→ Input for this task

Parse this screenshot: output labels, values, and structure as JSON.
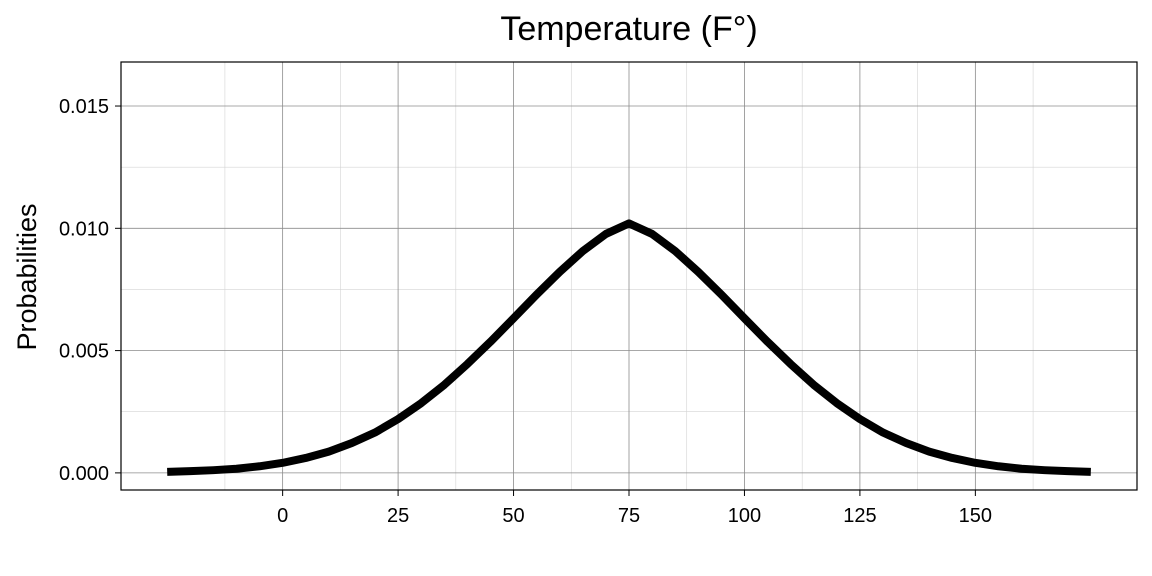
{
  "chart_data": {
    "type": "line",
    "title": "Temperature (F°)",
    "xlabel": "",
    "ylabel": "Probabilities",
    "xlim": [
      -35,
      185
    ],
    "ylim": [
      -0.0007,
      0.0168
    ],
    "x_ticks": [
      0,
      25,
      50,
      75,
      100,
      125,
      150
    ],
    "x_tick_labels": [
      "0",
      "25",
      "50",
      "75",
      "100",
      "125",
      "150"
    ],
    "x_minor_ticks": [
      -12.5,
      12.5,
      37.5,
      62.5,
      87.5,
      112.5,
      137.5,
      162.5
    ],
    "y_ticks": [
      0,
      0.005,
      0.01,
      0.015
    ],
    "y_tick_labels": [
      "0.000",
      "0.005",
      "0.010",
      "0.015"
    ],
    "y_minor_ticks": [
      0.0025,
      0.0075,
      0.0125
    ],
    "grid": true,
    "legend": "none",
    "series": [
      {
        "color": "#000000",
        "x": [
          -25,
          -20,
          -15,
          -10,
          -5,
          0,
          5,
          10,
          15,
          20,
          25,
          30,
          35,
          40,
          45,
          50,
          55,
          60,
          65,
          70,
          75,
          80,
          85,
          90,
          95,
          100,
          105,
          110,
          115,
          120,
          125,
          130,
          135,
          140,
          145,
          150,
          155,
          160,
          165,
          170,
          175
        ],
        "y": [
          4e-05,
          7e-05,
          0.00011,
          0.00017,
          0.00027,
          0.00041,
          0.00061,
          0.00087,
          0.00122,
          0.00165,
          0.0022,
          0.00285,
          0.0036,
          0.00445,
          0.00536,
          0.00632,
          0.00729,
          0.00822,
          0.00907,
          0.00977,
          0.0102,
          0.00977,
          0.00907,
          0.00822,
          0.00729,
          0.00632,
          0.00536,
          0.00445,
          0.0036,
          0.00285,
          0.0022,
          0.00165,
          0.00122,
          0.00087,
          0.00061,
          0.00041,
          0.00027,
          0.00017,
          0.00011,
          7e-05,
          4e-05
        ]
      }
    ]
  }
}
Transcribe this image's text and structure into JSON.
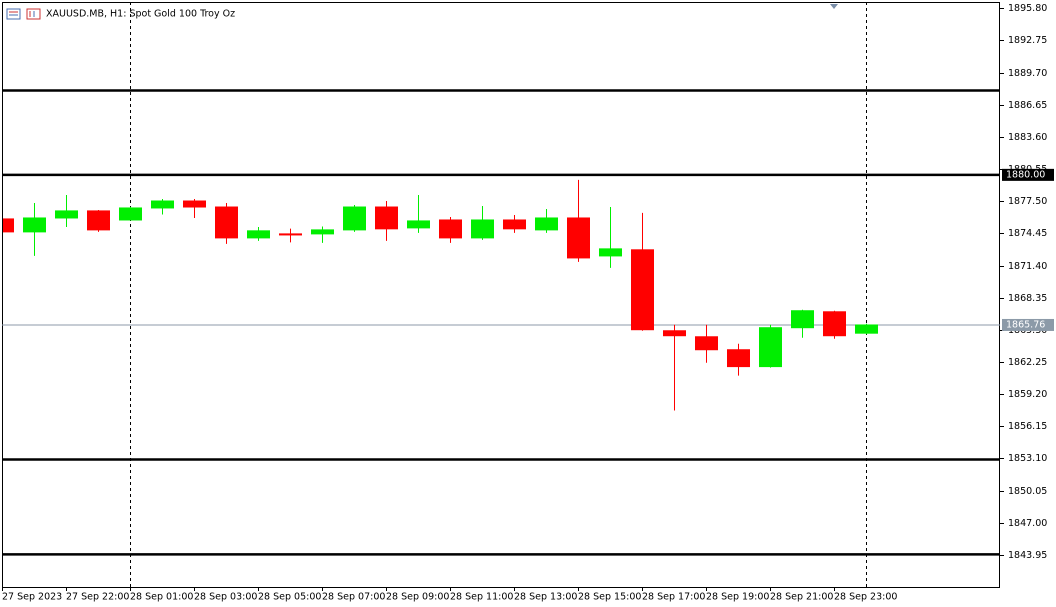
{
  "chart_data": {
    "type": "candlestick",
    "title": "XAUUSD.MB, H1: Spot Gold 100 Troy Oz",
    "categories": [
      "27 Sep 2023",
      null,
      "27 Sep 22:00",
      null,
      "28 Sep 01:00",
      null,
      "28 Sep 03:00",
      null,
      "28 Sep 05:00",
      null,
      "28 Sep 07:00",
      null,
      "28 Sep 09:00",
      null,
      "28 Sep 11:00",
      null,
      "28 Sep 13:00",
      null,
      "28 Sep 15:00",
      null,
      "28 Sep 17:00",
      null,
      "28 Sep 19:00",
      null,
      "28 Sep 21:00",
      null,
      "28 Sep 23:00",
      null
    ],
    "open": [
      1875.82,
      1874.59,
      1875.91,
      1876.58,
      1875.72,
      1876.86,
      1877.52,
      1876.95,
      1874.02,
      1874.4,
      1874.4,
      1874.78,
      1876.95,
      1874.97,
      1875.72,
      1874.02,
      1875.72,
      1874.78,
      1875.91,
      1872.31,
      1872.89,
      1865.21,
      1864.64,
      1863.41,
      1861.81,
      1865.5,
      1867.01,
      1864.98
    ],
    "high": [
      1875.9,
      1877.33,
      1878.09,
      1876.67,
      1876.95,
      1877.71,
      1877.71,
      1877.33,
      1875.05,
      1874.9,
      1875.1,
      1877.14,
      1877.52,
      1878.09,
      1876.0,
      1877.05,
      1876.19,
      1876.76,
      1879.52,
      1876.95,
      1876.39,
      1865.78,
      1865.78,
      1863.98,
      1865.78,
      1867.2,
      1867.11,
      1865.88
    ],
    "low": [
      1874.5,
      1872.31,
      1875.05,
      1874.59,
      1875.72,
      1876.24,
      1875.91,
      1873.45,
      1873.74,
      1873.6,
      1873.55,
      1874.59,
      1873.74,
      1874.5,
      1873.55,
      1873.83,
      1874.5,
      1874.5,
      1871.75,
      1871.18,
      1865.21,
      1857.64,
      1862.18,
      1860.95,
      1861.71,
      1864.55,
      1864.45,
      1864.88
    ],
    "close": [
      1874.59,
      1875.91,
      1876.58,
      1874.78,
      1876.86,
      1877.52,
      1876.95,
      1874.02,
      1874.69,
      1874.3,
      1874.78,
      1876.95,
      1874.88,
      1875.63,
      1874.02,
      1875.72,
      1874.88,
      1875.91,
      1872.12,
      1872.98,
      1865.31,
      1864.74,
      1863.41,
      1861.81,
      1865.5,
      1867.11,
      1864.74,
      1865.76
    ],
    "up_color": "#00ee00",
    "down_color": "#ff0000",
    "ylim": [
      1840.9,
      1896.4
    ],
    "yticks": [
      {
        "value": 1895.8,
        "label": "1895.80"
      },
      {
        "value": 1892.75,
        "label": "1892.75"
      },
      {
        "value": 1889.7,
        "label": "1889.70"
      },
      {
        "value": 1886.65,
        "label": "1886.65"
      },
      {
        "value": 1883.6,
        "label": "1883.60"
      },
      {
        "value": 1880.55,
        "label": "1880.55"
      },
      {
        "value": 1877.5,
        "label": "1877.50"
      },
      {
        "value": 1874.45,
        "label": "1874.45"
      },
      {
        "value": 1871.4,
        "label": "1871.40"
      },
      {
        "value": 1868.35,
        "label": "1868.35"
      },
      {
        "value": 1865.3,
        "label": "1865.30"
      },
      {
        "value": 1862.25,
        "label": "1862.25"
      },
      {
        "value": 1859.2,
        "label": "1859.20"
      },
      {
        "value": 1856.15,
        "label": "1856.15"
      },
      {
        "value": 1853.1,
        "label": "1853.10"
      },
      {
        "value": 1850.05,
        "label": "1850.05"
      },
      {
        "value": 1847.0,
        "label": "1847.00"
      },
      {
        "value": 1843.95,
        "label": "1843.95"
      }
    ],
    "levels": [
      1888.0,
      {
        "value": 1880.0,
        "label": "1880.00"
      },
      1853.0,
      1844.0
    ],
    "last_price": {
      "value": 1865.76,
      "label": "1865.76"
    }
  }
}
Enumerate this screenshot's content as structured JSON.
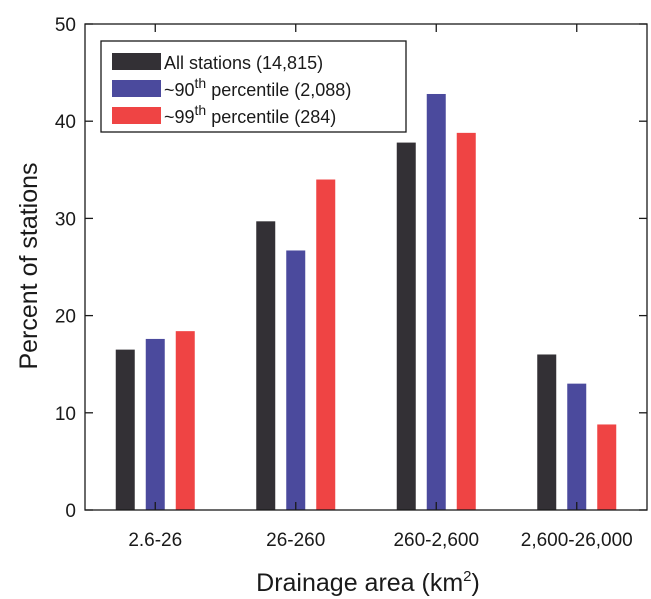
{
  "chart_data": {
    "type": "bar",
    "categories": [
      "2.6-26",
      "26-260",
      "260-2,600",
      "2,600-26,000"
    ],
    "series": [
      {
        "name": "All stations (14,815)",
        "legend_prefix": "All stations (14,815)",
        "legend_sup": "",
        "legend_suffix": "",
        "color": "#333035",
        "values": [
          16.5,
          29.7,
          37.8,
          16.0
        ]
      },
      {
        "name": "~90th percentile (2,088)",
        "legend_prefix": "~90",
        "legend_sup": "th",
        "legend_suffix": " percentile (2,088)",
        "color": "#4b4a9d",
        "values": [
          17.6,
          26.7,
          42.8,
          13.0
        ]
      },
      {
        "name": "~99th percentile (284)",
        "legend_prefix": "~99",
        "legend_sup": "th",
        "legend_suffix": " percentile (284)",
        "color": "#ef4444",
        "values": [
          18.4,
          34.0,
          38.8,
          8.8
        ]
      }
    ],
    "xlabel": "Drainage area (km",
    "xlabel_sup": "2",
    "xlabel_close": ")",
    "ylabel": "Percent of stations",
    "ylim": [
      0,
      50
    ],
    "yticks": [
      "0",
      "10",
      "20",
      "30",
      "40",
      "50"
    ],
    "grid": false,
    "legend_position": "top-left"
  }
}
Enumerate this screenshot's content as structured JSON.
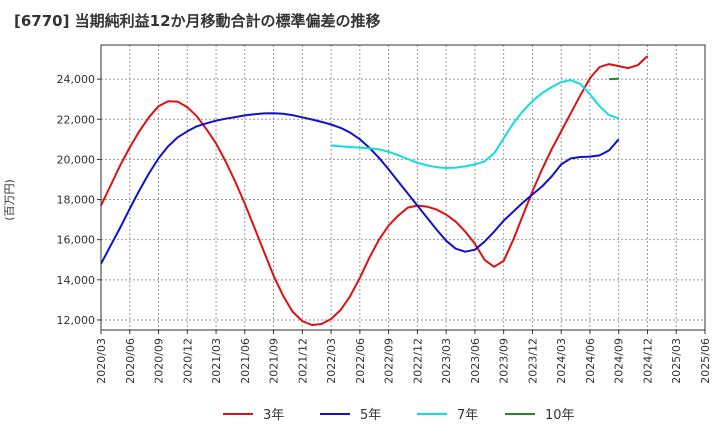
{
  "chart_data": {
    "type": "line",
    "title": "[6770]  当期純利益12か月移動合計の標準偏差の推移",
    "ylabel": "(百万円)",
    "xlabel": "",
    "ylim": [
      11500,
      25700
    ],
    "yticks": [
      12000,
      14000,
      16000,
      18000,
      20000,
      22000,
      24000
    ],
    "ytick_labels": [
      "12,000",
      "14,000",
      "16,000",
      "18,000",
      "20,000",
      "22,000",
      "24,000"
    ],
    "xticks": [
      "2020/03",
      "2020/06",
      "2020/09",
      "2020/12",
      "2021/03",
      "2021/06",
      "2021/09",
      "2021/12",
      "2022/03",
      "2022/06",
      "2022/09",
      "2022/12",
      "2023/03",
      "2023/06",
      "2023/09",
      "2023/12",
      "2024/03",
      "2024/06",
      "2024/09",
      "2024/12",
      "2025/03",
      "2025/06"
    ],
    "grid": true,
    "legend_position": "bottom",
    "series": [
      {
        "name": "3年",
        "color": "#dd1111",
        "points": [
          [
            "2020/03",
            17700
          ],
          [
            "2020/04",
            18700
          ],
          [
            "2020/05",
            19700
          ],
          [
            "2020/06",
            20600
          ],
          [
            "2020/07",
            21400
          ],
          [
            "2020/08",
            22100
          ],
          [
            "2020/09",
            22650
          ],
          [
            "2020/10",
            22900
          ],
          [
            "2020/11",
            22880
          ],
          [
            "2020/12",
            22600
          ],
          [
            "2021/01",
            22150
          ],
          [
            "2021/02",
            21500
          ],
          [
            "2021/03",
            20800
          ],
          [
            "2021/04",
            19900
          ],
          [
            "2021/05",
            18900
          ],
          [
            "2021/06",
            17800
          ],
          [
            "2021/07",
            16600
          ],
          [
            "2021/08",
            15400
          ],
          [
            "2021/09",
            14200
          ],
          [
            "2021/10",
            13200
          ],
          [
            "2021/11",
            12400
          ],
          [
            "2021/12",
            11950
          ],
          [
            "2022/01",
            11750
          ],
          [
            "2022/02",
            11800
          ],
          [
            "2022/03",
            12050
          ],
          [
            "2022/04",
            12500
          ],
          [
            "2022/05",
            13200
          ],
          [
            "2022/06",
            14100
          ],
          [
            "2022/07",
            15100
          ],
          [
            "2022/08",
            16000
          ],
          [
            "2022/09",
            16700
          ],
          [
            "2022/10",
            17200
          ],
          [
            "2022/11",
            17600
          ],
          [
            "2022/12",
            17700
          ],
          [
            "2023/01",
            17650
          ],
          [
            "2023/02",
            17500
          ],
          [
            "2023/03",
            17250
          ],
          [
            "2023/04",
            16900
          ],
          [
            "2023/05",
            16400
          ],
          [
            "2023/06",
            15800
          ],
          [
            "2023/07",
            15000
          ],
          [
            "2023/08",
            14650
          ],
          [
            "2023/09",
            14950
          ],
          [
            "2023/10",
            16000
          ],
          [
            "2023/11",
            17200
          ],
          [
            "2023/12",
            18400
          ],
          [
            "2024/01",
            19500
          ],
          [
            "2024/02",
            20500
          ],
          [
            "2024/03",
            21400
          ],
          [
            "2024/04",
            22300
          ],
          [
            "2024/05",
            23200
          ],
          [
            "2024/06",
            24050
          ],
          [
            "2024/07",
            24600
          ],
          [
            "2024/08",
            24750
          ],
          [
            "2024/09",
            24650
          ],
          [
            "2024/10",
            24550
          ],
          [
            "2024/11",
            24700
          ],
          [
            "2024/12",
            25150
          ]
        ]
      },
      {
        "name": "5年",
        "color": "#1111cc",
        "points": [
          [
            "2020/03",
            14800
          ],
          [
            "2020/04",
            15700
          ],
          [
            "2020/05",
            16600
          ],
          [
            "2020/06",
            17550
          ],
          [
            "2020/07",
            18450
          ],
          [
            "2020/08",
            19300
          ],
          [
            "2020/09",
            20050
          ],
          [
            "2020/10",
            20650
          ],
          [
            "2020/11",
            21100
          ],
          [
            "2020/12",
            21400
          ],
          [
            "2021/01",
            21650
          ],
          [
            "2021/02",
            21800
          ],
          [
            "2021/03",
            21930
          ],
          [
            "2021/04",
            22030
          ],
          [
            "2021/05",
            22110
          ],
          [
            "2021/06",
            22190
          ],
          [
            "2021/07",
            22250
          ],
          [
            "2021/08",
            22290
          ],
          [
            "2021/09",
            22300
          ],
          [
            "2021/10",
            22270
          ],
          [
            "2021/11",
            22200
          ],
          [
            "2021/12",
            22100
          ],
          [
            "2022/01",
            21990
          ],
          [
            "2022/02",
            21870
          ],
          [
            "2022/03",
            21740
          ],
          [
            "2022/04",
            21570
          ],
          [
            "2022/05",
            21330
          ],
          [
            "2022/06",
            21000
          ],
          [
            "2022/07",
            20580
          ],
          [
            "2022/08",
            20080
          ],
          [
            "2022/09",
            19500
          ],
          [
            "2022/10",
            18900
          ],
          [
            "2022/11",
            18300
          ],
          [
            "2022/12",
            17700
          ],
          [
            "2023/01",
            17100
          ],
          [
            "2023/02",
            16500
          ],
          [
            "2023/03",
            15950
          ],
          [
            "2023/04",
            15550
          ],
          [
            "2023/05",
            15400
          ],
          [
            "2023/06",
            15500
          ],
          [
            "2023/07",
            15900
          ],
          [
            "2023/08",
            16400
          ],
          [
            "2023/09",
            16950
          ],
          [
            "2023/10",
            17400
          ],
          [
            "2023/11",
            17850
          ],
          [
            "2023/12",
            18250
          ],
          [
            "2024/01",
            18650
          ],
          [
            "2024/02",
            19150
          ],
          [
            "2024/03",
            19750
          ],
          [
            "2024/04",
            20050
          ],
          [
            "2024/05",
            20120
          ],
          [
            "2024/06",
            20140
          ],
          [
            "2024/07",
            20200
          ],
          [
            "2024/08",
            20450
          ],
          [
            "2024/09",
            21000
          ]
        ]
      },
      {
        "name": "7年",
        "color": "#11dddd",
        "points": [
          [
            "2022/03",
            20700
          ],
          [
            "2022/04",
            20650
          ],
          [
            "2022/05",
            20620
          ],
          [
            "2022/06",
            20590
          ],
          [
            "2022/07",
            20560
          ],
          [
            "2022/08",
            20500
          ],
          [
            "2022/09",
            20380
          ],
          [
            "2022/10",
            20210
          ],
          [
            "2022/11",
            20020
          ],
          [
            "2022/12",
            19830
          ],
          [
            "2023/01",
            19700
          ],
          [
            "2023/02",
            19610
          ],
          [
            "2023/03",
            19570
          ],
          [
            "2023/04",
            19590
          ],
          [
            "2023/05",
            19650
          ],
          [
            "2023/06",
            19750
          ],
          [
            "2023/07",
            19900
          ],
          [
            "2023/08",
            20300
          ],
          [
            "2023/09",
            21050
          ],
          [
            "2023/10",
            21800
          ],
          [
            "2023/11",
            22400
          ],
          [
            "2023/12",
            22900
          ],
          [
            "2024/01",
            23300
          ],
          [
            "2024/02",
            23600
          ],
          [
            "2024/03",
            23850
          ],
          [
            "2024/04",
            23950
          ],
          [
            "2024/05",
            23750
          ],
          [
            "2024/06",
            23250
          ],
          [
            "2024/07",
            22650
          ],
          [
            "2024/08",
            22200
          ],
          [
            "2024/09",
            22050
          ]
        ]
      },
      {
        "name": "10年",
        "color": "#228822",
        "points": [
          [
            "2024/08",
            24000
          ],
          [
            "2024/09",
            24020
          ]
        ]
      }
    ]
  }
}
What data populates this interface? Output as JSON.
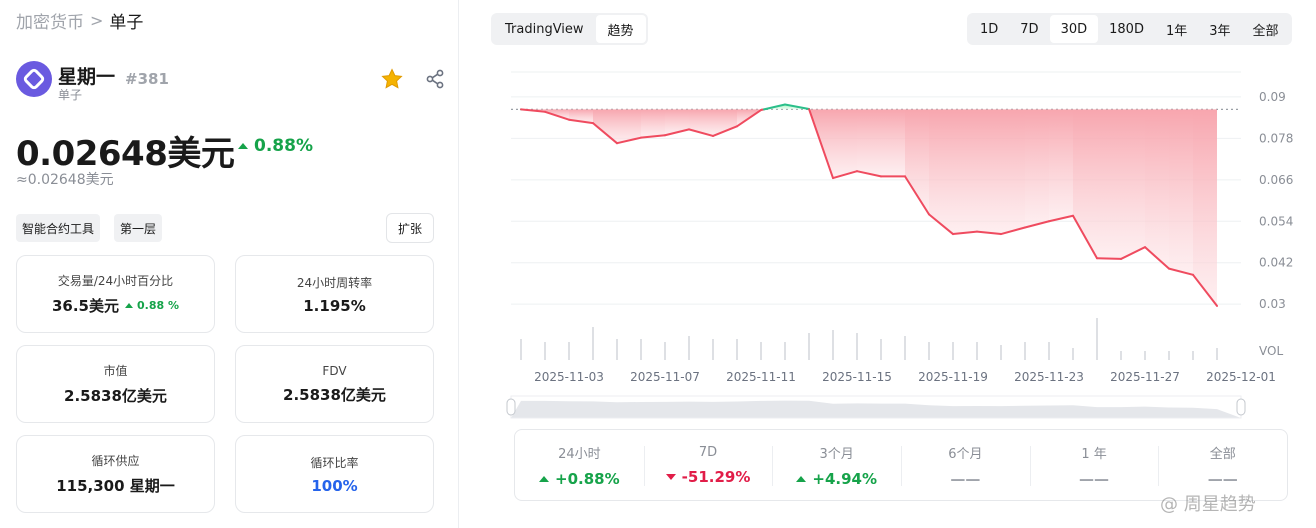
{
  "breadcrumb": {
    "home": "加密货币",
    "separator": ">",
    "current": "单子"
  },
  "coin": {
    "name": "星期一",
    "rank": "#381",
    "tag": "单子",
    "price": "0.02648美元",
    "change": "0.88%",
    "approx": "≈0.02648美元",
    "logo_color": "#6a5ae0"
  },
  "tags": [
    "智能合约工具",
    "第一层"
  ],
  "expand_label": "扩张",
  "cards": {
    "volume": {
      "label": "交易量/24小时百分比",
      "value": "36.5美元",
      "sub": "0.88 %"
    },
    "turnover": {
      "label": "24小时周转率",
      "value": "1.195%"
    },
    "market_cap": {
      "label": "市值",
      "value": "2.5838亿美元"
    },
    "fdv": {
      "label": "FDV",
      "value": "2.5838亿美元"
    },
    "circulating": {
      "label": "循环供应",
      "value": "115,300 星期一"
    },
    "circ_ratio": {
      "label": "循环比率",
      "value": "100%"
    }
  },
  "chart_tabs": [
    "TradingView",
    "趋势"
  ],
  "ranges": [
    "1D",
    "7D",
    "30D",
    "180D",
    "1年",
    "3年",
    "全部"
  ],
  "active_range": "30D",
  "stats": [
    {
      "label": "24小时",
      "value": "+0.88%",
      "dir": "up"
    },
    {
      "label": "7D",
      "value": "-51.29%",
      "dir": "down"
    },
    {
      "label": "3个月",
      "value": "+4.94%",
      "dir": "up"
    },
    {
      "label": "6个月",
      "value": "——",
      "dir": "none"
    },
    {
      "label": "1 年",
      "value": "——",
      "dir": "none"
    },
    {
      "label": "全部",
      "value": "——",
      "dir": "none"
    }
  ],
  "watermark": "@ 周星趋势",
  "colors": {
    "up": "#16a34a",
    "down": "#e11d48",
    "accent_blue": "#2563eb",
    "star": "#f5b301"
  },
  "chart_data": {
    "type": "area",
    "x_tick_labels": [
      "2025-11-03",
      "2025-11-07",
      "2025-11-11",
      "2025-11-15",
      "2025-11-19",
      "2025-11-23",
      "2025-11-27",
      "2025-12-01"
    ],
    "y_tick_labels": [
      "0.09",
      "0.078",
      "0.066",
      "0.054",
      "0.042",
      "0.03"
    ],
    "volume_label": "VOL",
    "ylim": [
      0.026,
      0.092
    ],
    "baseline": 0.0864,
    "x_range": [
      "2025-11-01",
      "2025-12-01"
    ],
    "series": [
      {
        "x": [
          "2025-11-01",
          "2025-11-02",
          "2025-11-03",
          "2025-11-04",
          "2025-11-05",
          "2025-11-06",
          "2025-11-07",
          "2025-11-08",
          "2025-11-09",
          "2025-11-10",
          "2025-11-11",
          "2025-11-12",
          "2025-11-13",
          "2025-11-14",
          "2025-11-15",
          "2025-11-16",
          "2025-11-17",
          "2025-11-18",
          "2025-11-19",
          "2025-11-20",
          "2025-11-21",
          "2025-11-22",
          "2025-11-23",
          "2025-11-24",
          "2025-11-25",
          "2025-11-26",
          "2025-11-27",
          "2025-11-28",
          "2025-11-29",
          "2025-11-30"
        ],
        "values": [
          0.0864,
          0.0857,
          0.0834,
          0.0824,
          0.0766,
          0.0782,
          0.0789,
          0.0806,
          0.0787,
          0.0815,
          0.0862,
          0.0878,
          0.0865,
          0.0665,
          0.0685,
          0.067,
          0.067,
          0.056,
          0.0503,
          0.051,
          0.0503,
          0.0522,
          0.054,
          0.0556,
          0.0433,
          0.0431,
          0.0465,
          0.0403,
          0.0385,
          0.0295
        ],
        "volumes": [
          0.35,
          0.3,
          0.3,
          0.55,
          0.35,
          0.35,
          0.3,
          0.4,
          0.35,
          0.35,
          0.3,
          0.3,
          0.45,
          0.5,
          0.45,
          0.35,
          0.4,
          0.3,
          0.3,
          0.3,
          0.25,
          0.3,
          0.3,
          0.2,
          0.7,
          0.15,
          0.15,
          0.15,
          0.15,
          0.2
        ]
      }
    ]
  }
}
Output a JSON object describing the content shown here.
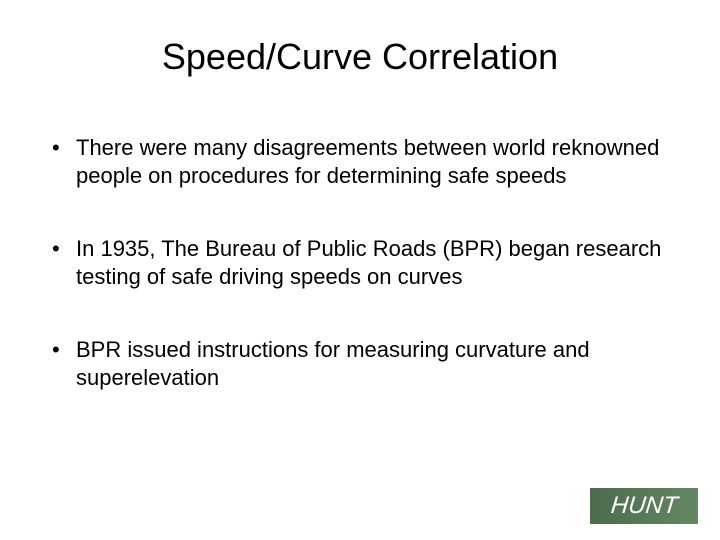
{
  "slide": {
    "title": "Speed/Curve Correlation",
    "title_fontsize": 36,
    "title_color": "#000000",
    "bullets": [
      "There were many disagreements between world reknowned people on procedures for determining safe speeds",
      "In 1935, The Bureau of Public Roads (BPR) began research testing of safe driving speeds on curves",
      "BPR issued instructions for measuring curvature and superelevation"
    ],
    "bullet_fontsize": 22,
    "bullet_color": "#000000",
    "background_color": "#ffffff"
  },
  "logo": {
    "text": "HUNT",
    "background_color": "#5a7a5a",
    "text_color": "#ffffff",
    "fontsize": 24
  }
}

→ Stated goal
Identify every line where the string "stations" appears.

→ Solution below
        "name": "All stations (14,815)",
        "legend_prefix": "All stations (14,815)",
    "ylabel": "Percent of stations",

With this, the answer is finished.